◆ SHORT PROBLEM
Would you pull out every line of the material that contains the string "title"?

◆ DATA ENTRIES
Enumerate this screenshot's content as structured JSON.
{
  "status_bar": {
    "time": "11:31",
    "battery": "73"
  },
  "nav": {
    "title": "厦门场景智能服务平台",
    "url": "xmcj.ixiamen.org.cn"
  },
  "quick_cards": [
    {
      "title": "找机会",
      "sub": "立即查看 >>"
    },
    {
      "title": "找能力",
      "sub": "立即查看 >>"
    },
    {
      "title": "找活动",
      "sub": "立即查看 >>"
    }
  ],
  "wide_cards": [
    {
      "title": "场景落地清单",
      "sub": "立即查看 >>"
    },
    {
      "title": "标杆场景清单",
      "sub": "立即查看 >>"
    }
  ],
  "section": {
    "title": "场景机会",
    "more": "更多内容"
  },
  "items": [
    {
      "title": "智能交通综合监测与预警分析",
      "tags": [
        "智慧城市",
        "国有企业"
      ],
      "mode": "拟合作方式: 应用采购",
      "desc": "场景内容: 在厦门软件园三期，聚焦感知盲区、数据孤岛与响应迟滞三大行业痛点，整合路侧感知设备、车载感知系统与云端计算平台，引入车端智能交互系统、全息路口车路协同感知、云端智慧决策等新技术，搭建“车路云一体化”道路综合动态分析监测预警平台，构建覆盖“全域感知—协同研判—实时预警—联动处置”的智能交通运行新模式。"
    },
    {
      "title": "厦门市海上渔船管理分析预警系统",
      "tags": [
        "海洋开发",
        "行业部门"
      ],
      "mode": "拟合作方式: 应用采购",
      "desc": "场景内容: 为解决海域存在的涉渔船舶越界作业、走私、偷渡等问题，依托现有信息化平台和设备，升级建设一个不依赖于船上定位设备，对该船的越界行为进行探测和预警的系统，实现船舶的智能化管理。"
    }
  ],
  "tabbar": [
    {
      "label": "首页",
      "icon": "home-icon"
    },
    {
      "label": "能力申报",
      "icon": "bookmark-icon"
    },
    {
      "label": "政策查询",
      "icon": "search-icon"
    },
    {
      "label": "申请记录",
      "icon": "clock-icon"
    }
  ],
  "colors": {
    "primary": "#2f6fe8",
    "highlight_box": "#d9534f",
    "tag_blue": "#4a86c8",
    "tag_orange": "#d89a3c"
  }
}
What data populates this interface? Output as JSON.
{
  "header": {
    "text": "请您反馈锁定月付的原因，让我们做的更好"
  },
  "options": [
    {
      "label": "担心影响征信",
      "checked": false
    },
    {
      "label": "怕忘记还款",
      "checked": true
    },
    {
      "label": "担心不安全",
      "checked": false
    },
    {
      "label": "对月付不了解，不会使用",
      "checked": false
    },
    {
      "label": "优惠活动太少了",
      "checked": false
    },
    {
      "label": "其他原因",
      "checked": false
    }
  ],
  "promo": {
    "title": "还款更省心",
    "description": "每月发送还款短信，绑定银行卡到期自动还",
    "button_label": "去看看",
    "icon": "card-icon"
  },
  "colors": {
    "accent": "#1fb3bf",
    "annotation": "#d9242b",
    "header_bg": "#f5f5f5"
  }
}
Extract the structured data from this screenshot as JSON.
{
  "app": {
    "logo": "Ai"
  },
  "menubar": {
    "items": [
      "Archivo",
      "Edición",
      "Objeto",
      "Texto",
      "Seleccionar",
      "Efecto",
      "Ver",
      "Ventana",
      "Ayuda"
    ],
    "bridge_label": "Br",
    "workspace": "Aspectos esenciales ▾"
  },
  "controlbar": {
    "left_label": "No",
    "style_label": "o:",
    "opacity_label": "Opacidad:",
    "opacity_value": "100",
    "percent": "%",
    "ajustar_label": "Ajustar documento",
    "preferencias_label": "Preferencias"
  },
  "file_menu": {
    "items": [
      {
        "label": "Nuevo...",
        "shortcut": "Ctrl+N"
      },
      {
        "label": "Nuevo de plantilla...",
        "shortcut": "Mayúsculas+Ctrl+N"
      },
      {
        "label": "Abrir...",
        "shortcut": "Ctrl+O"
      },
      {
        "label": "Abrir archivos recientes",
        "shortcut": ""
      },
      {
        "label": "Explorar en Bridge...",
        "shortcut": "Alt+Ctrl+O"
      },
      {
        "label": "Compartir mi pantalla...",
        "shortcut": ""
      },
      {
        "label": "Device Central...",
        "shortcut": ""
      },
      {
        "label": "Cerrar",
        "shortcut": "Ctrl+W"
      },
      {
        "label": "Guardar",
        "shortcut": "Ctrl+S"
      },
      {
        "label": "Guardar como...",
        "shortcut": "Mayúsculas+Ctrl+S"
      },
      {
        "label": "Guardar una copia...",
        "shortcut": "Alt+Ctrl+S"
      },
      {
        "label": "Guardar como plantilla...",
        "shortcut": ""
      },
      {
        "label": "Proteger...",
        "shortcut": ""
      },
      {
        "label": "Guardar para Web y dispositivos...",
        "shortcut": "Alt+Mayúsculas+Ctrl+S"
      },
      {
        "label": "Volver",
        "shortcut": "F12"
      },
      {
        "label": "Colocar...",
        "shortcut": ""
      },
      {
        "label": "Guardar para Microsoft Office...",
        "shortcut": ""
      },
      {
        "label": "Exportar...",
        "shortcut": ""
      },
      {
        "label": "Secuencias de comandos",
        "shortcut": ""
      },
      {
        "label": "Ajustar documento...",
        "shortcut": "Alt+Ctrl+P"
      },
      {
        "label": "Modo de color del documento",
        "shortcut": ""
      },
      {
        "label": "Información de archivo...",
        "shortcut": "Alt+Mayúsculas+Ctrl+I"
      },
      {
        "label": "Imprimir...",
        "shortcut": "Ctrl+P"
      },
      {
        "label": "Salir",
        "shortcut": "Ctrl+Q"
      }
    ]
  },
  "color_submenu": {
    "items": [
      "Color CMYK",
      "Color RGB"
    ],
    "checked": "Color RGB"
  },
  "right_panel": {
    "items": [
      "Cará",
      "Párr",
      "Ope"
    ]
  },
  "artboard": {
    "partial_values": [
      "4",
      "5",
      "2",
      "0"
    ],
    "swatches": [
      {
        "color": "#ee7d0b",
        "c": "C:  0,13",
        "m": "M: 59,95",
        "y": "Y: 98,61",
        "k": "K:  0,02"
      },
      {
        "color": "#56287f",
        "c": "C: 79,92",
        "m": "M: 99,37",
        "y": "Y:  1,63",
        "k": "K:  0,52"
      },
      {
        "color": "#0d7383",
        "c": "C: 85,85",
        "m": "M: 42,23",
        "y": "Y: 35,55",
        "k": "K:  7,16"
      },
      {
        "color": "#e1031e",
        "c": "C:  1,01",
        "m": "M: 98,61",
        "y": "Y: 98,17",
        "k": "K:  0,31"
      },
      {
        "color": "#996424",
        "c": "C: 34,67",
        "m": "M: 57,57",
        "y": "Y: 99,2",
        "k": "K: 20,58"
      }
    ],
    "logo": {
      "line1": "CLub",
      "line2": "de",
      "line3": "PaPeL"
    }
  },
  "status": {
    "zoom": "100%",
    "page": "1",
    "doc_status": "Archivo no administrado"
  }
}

◆ RESULT FOR THIS EXERCISE
    "title": "厦门场景智能服务平台",
      "title": "找机会",
      "title": "找能力",
      "title": "找活动",
      "title": "场景落地清单",
      "title": "标杆场景清单",
    "title": "场景机会",
      "title": "智能交通综合监测与预警分析",
      "title": "厦门市海上渔船管理分析预警系统",
    "title": "还款更省心",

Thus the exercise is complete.